--- START Record excerpts ---

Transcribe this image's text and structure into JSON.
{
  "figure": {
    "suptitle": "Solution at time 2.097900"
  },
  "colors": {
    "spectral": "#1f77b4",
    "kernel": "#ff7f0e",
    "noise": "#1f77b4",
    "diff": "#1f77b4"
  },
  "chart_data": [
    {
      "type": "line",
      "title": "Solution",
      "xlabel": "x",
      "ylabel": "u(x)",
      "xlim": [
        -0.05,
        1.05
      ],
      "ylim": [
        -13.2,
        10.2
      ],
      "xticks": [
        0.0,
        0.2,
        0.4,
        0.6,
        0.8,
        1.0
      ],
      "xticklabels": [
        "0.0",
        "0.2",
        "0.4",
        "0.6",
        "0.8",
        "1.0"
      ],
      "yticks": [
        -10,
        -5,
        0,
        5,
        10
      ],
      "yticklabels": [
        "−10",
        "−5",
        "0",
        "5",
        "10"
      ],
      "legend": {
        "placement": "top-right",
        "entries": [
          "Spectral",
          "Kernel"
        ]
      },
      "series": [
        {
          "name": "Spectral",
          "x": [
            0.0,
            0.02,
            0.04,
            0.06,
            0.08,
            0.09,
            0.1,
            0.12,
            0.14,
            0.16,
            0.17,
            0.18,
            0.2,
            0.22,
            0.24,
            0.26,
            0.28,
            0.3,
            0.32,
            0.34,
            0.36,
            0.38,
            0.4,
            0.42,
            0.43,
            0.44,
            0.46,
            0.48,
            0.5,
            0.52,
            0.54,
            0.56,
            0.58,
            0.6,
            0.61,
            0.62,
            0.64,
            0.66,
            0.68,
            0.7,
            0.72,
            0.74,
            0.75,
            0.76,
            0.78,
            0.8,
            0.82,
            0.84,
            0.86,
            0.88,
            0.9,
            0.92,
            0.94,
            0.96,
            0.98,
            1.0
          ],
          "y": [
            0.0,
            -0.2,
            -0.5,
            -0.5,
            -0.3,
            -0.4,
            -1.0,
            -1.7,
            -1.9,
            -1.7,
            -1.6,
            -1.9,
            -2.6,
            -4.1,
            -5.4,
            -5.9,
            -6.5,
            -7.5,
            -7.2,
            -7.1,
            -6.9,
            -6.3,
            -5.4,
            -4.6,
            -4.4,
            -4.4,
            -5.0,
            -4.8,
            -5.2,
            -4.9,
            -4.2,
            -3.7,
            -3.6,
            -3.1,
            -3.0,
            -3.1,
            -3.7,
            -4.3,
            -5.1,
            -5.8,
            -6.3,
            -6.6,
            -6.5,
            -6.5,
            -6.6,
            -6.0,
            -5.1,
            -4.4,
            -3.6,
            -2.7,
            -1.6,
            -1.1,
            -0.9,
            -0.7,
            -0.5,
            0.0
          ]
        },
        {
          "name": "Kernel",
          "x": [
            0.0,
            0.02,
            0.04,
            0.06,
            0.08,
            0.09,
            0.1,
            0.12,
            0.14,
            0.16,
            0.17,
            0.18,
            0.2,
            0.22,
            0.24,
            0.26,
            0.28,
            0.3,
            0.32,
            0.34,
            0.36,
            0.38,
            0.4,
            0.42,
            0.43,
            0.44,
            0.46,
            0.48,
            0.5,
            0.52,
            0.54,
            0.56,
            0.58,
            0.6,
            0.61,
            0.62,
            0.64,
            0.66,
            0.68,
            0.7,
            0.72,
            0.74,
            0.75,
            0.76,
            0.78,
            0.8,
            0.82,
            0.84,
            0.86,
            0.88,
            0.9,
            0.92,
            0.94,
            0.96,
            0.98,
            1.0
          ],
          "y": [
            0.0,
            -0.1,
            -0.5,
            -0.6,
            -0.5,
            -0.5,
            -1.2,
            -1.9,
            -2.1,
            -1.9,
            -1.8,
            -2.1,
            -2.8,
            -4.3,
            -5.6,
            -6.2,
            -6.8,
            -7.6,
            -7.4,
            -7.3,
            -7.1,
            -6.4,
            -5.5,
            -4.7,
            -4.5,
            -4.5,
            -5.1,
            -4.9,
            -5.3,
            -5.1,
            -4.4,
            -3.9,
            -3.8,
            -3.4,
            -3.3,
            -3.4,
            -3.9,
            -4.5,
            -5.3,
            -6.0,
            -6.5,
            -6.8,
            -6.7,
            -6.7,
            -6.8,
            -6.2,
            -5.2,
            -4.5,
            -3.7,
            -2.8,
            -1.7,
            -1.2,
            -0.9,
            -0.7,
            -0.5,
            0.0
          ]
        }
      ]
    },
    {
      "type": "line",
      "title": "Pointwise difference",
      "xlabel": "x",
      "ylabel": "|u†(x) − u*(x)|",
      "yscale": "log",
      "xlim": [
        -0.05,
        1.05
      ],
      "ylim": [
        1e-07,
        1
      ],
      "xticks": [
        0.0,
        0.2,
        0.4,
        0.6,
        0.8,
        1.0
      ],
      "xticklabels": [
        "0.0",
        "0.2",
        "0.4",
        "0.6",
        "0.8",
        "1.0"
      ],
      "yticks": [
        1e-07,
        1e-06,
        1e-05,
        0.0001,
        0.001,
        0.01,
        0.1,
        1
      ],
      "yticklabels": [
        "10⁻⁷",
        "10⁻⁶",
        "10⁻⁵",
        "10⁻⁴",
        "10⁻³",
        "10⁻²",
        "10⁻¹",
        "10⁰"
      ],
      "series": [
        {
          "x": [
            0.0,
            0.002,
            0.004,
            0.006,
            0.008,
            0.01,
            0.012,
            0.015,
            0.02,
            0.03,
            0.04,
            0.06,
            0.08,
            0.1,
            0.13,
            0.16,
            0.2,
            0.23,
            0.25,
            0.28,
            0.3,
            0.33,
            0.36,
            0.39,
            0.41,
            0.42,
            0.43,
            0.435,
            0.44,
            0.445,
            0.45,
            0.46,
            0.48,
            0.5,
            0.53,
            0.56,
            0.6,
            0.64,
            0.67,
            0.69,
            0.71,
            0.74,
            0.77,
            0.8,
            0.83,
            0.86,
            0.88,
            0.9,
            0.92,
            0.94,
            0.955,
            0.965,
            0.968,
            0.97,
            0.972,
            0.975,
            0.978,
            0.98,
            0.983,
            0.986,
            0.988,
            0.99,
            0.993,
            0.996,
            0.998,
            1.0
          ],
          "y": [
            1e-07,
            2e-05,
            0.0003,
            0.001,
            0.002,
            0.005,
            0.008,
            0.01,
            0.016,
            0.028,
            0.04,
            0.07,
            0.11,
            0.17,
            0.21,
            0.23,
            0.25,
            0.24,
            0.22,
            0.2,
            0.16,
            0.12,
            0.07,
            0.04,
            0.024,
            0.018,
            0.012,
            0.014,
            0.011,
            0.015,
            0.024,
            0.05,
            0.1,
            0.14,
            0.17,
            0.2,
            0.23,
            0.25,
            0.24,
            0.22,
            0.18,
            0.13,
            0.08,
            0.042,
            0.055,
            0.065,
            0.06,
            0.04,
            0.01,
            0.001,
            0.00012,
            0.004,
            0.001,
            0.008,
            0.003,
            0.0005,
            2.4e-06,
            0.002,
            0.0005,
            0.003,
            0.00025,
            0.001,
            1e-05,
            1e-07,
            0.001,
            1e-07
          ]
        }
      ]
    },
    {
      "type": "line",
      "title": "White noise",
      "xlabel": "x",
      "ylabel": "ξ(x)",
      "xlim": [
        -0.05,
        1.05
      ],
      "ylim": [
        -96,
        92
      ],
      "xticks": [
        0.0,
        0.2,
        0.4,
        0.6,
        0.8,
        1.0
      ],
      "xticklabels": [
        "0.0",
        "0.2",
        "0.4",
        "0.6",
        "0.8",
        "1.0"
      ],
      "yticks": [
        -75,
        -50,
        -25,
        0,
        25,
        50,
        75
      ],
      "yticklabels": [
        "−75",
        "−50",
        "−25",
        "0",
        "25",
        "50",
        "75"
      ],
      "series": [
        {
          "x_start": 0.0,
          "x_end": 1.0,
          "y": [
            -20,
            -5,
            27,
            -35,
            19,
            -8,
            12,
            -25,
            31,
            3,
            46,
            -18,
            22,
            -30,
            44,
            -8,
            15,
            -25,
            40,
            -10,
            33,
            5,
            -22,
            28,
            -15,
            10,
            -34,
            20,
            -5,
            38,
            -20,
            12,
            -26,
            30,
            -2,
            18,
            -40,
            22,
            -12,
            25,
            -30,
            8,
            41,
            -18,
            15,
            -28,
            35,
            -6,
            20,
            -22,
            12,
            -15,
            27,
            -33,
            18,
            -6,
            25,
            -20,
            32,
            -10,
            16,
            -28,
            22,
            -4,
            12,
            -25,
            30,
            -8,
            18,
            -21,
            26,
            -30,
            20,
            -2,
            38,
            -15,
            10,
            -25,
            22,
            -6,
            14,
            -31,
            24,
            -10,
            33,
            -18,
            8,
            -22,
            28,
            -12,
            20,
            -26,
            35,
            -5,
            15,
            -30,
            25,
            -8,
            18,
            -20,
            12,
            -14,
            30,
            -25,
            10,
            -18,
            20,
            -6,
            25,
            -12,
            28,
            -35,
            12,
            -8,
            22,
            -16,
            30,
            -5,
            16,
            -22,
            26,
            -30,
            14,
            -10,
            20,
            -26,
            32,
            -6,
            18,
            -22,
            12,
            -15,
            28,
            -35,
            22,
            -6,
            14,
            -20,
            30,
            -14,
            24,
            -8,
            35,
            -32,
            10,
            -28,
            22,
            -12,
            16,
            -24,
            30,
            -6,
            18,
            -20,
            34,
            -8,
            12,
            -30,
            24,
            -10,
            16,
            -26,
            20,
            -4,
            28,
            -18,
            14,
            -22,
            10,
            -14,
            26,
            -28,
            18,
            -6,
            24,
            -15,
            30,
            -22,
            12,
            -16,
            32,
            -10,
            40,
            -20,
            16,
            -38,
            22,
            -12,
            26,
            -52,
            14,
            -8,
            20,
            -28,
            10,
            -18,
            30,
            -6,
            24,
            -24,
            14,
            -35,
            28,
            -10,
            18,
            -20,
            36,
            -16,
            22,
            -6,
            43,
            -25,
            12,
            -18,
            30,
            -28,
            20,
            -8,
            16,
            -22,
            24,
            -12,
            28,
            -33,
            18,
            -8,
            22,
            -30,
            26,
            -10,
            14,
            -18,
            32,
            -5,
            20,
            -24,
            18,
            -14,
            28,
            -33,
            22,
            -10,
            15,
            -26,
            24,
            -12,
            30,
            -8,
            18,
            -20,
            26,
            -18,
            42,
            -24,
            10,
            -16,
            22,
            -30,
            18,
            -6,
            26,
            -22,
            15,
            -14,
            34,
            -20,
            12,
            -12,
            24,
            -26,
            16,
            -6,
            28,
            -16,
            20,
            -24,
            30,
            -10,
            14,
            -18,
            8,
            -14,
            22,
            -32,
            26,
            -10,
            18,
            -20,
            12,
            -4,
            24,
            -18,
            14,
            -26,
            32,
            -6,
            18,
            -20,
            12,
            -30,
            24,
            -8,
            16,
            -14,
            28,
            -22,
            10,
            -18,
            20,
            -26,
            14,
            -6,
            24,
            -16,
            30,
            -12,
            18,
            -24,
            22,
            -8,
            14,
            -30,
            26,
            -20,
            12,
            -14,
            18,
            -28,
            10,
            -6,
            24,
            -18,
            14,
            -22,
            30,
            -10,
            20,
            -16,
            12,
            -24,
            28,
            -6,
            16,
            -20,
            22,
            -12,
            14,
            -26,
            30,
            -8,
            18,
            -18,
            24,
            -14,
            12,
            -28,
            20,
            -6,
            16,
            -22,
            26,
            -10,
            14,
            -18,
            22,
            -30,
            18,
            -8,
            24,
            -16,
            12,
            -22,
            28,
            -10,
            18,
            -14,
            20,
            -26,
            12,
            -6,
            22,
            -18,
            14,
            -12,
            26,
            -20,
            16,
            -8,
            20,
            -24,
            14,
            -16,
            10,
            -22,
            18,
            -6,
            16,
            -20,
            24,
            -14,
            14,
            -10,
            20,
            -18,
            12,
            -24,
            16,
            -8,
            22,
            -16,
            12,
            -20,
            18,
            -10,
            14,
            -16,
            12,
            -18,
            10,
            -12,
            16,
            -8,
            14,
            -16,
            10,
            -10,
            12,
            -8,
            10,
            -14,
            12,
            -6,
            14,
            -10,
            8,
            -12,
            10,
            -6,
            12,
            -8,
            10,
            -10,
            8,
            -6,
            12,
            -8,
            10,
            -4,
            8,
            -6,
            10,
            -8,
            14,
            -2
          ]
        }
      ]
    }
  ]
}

--- END Record excerpts ---

Directive:
State the number of lines in the records that include "Solution", and write nothing else.

Result below:
2